> [TASK GOAL] Print the data exactly, leaving nothing out.

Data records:
···
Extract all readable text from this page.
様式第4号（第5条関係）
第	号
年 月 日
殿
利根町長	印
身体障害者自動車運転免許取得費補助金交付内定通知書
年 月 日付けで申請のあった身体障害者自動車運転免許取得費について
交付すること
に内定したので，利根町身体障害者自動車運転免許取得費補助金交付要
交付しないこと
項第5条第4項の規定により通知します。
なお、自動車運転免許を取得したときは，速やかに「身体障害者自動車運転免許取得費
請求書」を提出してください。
···
> [FULL OUTPUT]
Extract all readable text from this page.
様式第4号（第5条関係）
第	号
年 月 日
殿
利根町長	印
身体障害者自動車運転免許取得費補助金交付内定通知書
年 月 日付けで申請のあった身体障害者自動車運転免許取得費について
交付すること
に内定したので，利根町身体障害者自動車運転免許取得費補助金交付要
交付しないこと
項第5条第4項の規定により通知します。
なお、自動車運転免許を取得したときは，速やかに「身体障害者自動車運転免許取得費
請求書」を提出してください。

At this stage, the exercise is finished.